Request >>
Images do not belong in the copy. Retype all the entries below exactly.

Data supplied >>

- - -

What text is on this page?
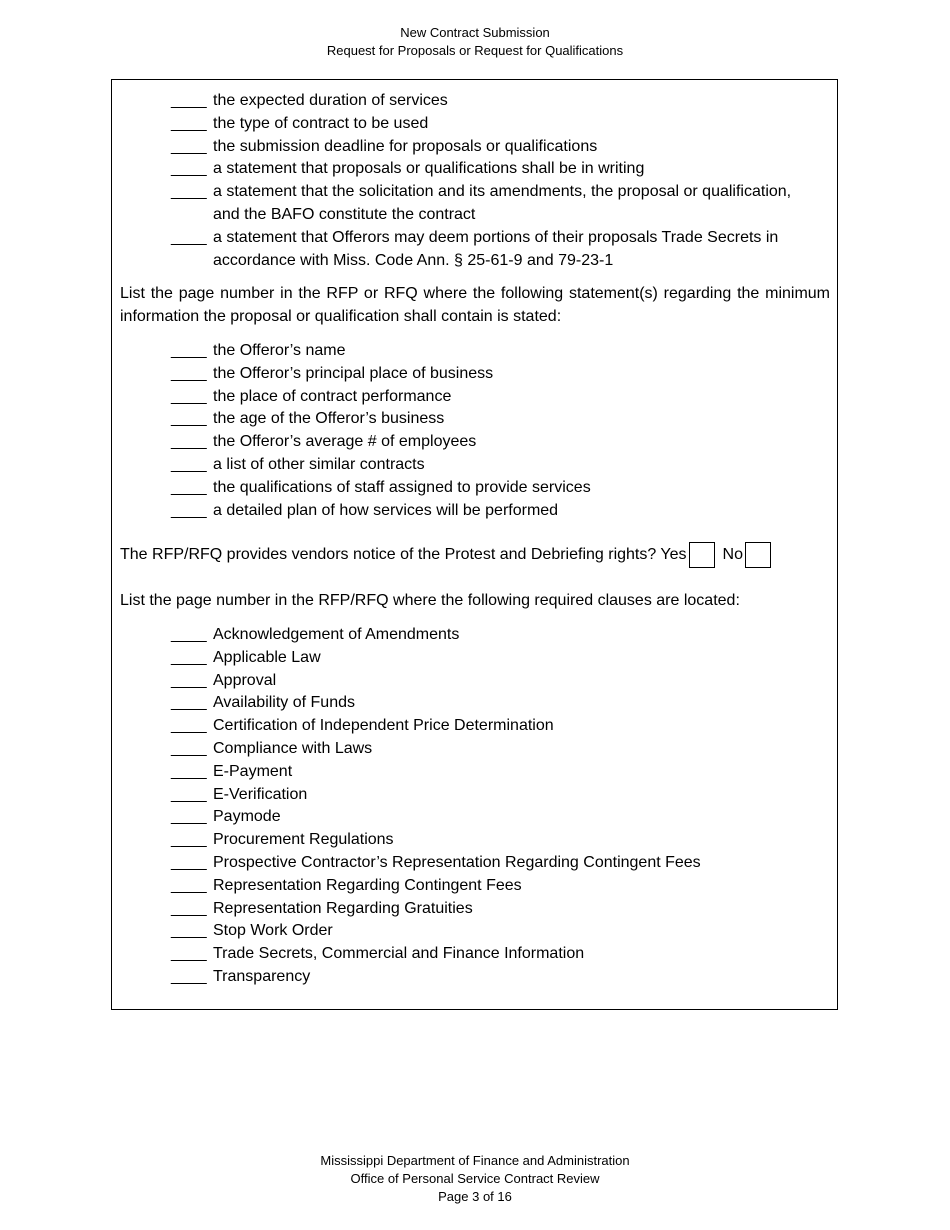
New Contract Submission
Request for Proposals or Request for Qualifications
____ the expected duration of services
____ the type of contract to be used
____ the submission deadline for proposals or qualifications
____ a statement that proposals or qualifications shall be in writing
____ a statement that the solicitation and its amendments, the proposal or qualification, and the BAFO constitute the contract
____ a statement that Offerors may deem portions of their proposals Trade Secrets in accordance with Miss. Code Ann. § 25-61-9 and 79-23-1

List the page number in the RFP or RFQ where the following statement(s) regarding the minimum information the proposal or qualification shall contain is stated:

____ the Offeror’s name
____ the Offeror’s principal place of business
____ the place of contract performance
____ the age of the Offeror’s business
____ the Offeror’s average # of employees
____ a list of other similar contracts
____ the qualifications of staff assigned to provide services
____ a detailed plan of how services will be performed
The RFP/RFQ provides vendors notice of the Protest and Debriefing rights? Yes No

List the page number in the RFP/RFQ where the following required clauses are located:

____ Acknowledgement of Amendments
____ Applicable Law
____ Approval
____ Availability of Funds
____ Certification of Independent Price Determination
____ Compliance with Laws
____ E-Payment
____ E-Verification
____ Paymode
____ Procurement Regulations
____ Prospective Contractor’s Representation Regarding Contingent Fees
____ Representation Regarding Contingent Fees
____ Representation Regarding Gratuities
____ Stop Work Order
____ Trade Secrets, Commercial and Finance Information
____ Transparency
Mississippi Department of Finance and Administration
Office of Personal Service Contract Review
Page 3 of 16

- - -

Task response >>
What text is on this page?
New Contract Submission
Request for Proposals or Request for Qualifications
____ the expected duration of services
____ the type of contract to be used
____ the submission deadline for proposals or qualifications
____ a statement that proposals or qualifications shall be in writing
____ a statement that the solicitation and its amendments, the proposal or qualification, and the BAFO constitute the contract
____ a statement that Offerors may deem portions of their proposals Trade Secrets in accordance with Miss. Code Ann. § 25-61-9 and 79-23-1

List the page number in the RFP or RFQ where the following statement(s) regarding the minimum information the proposal or qualification shall contain is stated:

____ the Offeror’s name
____ the Offeror’s principal place of business
____ the place of contract performance
____ the age of the Offeror’s business
____ the Offeror’s average # of employees
____ a list of other similar contracts
____ the qualifications of staff assigned to provide services
____ a detailed plan of how services will be performed
The RFP/RFQ provides vendors notice of the Protest and Debriefing rights? Yes No

List the page number in the RFP/RFQ where the following required clauses are located:

____ Acknowledgement of Amendments
____ Applicable Law
____ Approval
____ Availability of Funds
____ Certification of Independent Price Determination
____ Compliance with Laws
____ E-Payment
____ E-Verification
____ Paymode
____ Procurement Regulations
____ Prospective Contractor’s Representation Regarding Contingent Fees
____ Representation Regarding Contingent Fees
____ Representation Regarding Gratuities
____ Stop Work Order
____ Trade Secrets, Commercial and Finance Information
____ Transparency
Mississippi Department of Finance and Administration
Office of Personal Service Contract Review
Page 3 of 16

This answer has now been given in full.